## [PASSAGE PROVIDED]
--- begin ---

There’s nothing more slapstick than a mainstream media’s half-witted
demonizing of a music genre with the usual associations of free-sex,
serious drug abuse, suicidal and self-destructive tendencies. What makes
the idiotic comedy worse is the fact that the boogeyman this time is a
genre that isn’t even rebellious to begin with.
Emo. That blatantly obvious abbreviation of an adjective for a genre. That radio-friendly, MTV endorsed, Channel [V] cultivated realm of the first-world youth’s interpretation of “emotional problems”, of coarse-made-smooth hooky guitar lines, verse-chorus-verse-bridge-chorus screaming vocals and endless, repetitious, dribbling lyrics of love and loss and every menial thing that purport to represent the psyche of this millennium’s youth.
A genre whose only “crime”, if it is even possible to associate that
word, is shallow self-indulgence of the basest interpretations of the
human psyche, (in other words, “whining”) actually held in such
insidious regard as to become the prime cultural factor that destroys
our youth.
I don’t know about you, but that sounds to me like a serious total non-existence of imagination.
Now, don’t get me wrong. Emo, despite my criticisms of its
musical and “philosophical” nature, do have great bands and musicians in
its vein that are worthy of mention. Local giant Love Me Butch for one
is not just a sight and experience to behold, but also one to
continuously push the envelope of Malaysian music in terms of cultural
attitude and spirit.
It is also true that any form of music can be interpreted as a
response, reaction or representation of current everyday conditions or
an escape from them, and therefore, carries the power to influence.

--- end ---

## [ENTRIES]
--- begin ---

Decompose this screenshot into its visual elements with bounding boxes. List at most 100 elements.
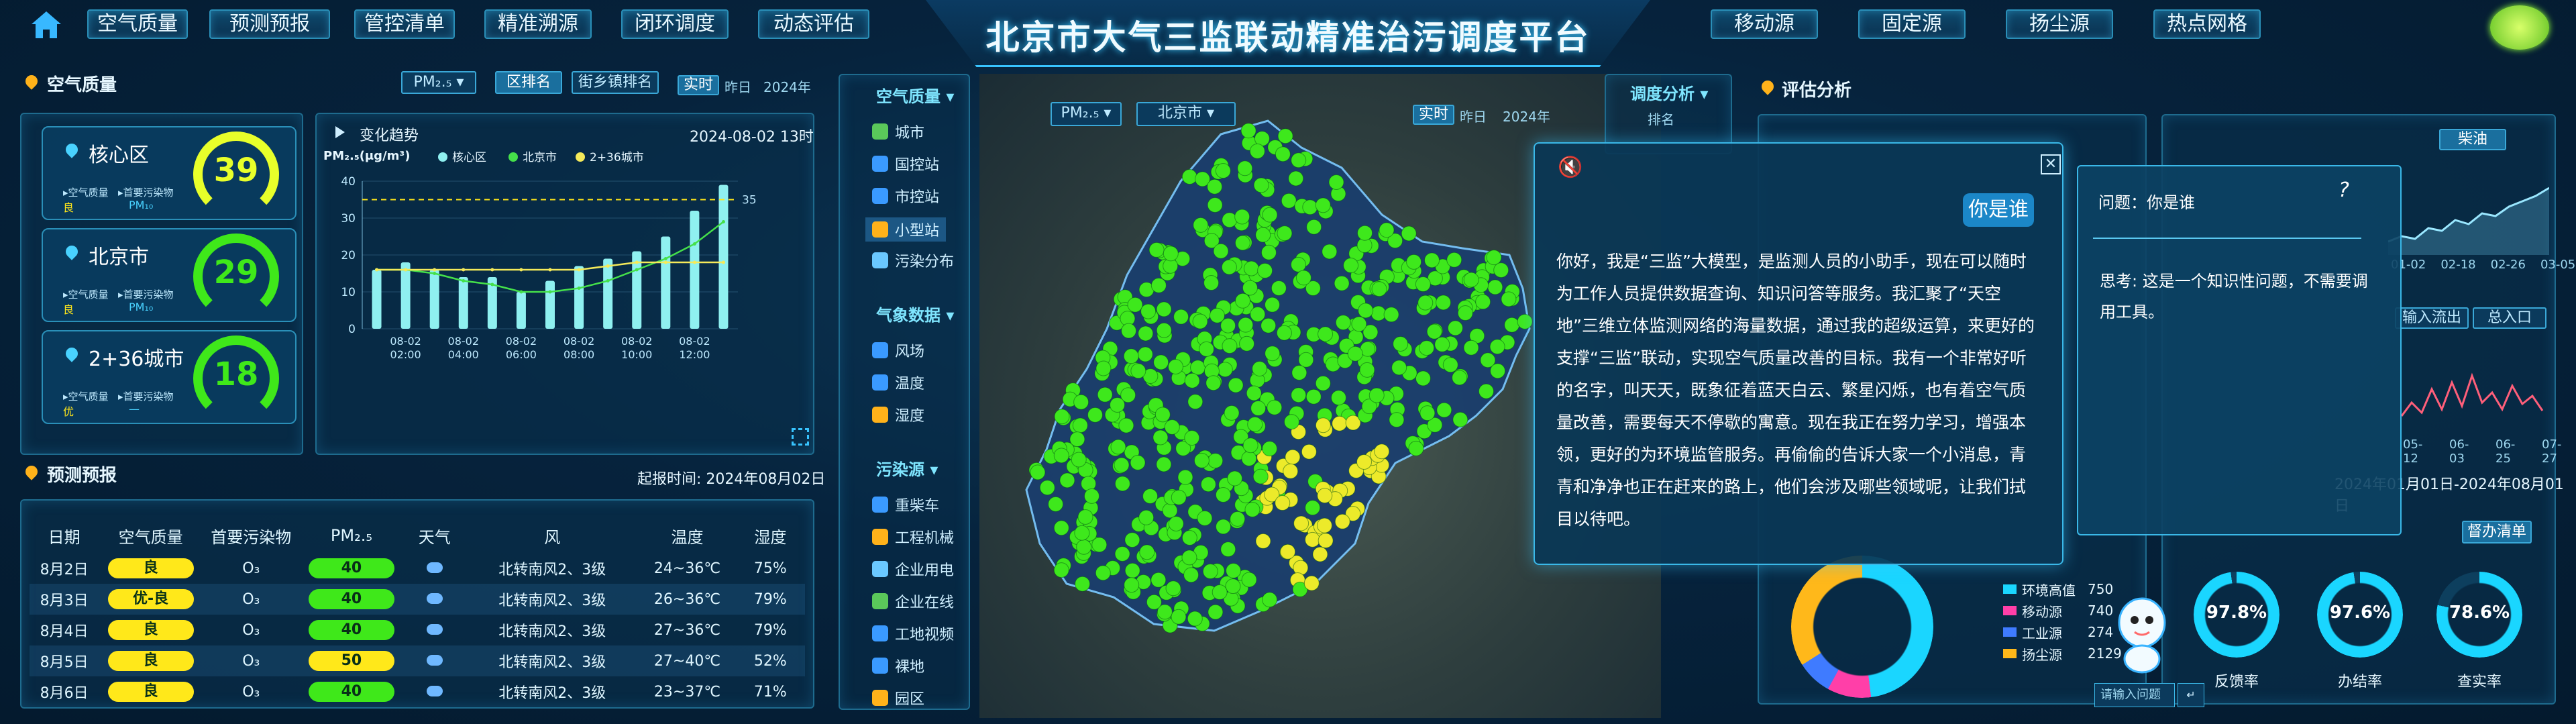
station-dot[interactable]: [1463, 272, 1479, 288]
sidebar-item[interactable]: 城市: [872, 121, 924, 142]
nav-mobile-button[interactable]: 移动源: [1711, 9, 1818, 39]
station-dot[interactable]: [1225, 578, 1241, 594]
station-dot[interactable]: [1280, 544, 1296, 560]
station-dot[interactable]: [1408, 440, 1424, 456]
station-dot[interactable]: [1252, 361, 1268, 377]
station-dot[interactable]: [1252, 468, 1269, 484]
station-dot[interactable]: [1291, 256, 1307, 272]
station-dot[interactable]: [1275, 495, 1291, 511]
station-dot[interactable]: [1127, 297, 1143, 313]
station-dot[interactable]: [1241, 450, 1257, 466]
station-dot[interactable]: [1475, 294, 1491, 310]
station-dot[interactable]: [1250, 306, 1266, 322]
table-row[interactable]: 8月5日 良 O₃ 50 北转南风2、3级 27~40℃ 52%: [30, 645, 805, 676]
station-dot[interactable]: [1207, 197, 1223, 213]
station-dot[interactable]: [1262, 207, 1278, 223]
station-dot[interactable]: [1249, 143, 1265, 159]
nav-control-button[interactable]: 管控清单: [354, 9, 455, 39]
nav-assess-button[interactable]: 动态评估: [758, 9, 869, 39]
station-dot[interactable]: [1334, 513, 1350, 529]
station-dot[interactable]: [1283, 463, 1299, 479]
station-dot[interactable]: [1283, 414, 1299, 430]
station-dot[interactable]: [1262, 441, 1278, 457]
station-dot[interactable]: [1181, 530, 1197, 546]
station-dot[interactable]: [1165, 580, 1181, 597]
sidebar-section-title[interactable]: 污染源 ▾: [876, 456, 938, 480]
schedule-title[interactable]: 调度分析 ▾: [1630, 81, 1708, 104]
station-dot[interactable]: [1335, 315, 1351, 331]
station-dot[interactable]: [1240, 123, 1256, 139]
station-dot[interactable]: [1298, 352, 1314, 368]
station-dot[interactable]: [1069, 431, 1085, 448]
station-dot[interactable]: [1487, 279, 1503, 295]
station-dot[interactable]: [1234, 235, 1250, 251]
station-dot[interactable]: [1110, 397, 1126, 413]
bar-mark[interactable]: [516, 292, 526, 329]
station-dot[interactable]: [1446, 252, 1462, 268]
station-dot[interactable]: [1187, 394, 1203, 410]
station-dot[interactable]: [1452, 370, 1468, 386]
station-dot[interactable]: [1238, 317, 1254, 333]
station-dot[interactable]: [1226, 563, 1242, 579]
station-dot[interactable]: [1434, 336, 1450, 352]
station-dot[interactable]: [1071, 452, 1087, 468]
sidebar-section-title[interactable]: 空气质量 ▾: [876, 83, 954, 107]
station-dot[interactable]: [1148, 242, 1165, 258]
station-dot[interactable]: [1303, 575, 1320, 591]
sidebar-item[interactable]: 国控站: [872, 153, 939, 174]
sidebar-item[interactable]: 企业在线: [872, 590, 954, 612]
station-dot[interactable]: [1208, 453, 1224, 469]
station-dot[interactable]: [1167, 359, 1183, 375]
sidebar-item[interactable]: 裸地: [872, 655, 924, 676]
station-dot[interactable]: [1208, 604, 1224, 620]
tab-realtime[interactable]: 实时: [678, 75, 719, 95]
station-dot[interactable]: [1137, 346, 1153, 362]
station-dot[interactable]: [1281, 193, 1297, 209]
station-dot[interactable]: [1121, 323, 1137, 339]
bar-mark[interactable]: [429, 270, 439, 329]
station-dot[interactable]: [1140, 303, 1157, 319]
station-dot[interactable]: [1285, 449, 1301, 465]
station-dot[interactable]: [1205, 375, 1222, 391]
station-dot[interactable]: [1077, 509, 1093, 525]
station-dot[interactable]: [1343, 258, 1359, 274]
station-dot[interactable]: [1202, 564, 1218, 580]
station-dot[interactable]: [1227, 470, 1243, 486]
station-dot[interactable]: [1235, 293, 1251, 309]
station-dot[interactable]: [1374, 444, 1390, 460]
map-tab-yesterday[interactable]: 昨日: [1460, 106, 1487, 125]
station-dot[interactable]: [1230, 511, 1246, 527]
station-dot[interactable]: [1312, 546, 1328, 562]
station-dot[interactable]: [1317, 488, 1333, 504]
station-dot[interactable]: [1243, 260, 1259, 276]
station-dot[interactable]: [1262, 592, 1278, 608]
station-dot[interactable]: [1073, 394, 1089, 410]
station-dot[interactable]: [1224, 405, 1240, 421]
station-dot[interactable]: [1415, 370, 1431, 386]
bar-mark[interactable]: [661, 236, 671, 329]
station-dot[interactable]: [1277, 128, 1293, 144]
station-dot[interactable]: [1150, 277, 1167, 293]
chip-inflow-outflow[interactable]: 输入流出: [2395, 307, 2469, 329]
station-dot[interactable]: [1095, 360, 1112, 376]
station-dot[interactable]: [1401, 225, 1417, 242]
station-dot[interactable]: [1255, 533, 1271, 549]
station-dot[interactable]: [1306, 219, 1322, 235]
bar-mark[interactable]: [718, 185, 729, 329]
station-dot[interactable]: [1383, 307, 1399, 323]
station-dot[interactable]: [1504, 317, 1520, 333]
station-dot[interactable]: [1213, 243, 1229, 259]
station-dot[interactable]: [1315, 197, 1331, 213]
sidebar-item[interactable]: 工地视频: [872, 623, 954, 644]
station-dot[interactable]: [1114, 457, 1130, 473]
station-dot[interactable]: [1139, 544, 1155, 560]
station-dot[interactable]: [1244, 501, 1260, 517]
station-dot[interactable]: [1267, 399, 1283, 415]
station-dot[interactable]: [1347, 346, 1363, 362]
station-dot[interactable]: [1173, 309, 1189, 325]
map-pollutant-select[interactable]: PM₂.₅ ▾: [1051, 102, 1122, 126]
station-dot[interactable]: [1358, 303, 1374, 319]
station-dot[interactable]: [1215, 163, 1231, 179]
nav-air-button[interactable]: 空气质量: [87, 9, 188, 39]
table-row[interactable]: 8月2日 良 O₃ 40 北转南风2、3级 24~36℃ 75%: [30, 553, 805, 584]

--- end ---

## [TASK REQUIREMENTS]
1. Write out the stretch of the commentary on emo music from "Now, don’t get" through "attitude and spirit.".
2. Translate this sentence from the commentary on emo music into Spanish: "I don’t know about you, but that sounds to me like a serious total non-existence of imagination."
3. Pick up the commentary on emo music after its final sentence and carry it forward.

## [FINAL ANSWERS]
1.
Now, don’t get me wrong. Emo, despite my criticisms of its
musical and “philosophical” nature, do have great bands and musicians in
its vein that are worthy of mention. Local giant Love Me Butch for one
is not just a sight and experience to behold, but also one to
continuously push the envelope of Malaysian music in terms of cultural
attitude and spirit.

2. No sé tú, pero a mí eso me suena a una seria y total inexistencia de imaginación.

3.
Yet, Emo, a genre that is created from the commercial vats
of corporate labels do not exist to subvert or rebel. Instead, like any
watered-down, made-for-the-market music, it is made to relate purely on
the surface and be consumed by a specific target market, in this case,
the early consumerist adolescent.
Personal, indifferent and largely ignorant of deeper insights or
contemplations, it is a million light years away from being capable to
associate with the liberating chaos of punk, the dark echoes of goth, or
even the outlandishness of rock kapak.
How can anyone suggest that My Chemical Romance is a revolution or a
deep plunge to the dark side? Slitting wrists and licking blood to the
lines of “And though you’re dead and gone, believe me your memory will
carry on”? Are you serious? A line that is so painfully cliché, it’s
used in almost all languages to describe any death of any person? Plus,
to begin with, it’s apparently about the death of Gerard Way’s father.
How could a song that celebrates the memory of a father be the anthem of
suicide and depression is completely beyond me.
Rituals? My Chemical Romance played both Singapore and KL, where are
the reports of crazy ritualistic stabbings between gig-goers? Where are
the blood stained floors and blood-covered pictures? And how on earth
did they even get past Malaysian immigration to play here if that is
indeed true?
To even suggest that Emo is capable of invoking suicidal
depression is a mockery to the state of depression itself. For living in
the state of capitalism and decades-old consumerism with
self-proclaimed benign “moral guardians” in our culture and media is
depression enough.
Do we not have divorces since before divorce was legal? Do we not
have troubled youths since time-memorial? Do we not have “career-driven”
parents who ignore the emotional needs of their children and pile on
heaps of materialism to pacify them? Are we not living in a society that
promotes financial success as the only success beyond anything else?
Yet, instead of devaluing the obsession with capitalism, we encourage
more of it, and then when kids relate to even the manufactured
interpretations of today’s “youth emotions”, as sanctioned by corporate
labels, we describe them with the usual imagined “negative” behaviors.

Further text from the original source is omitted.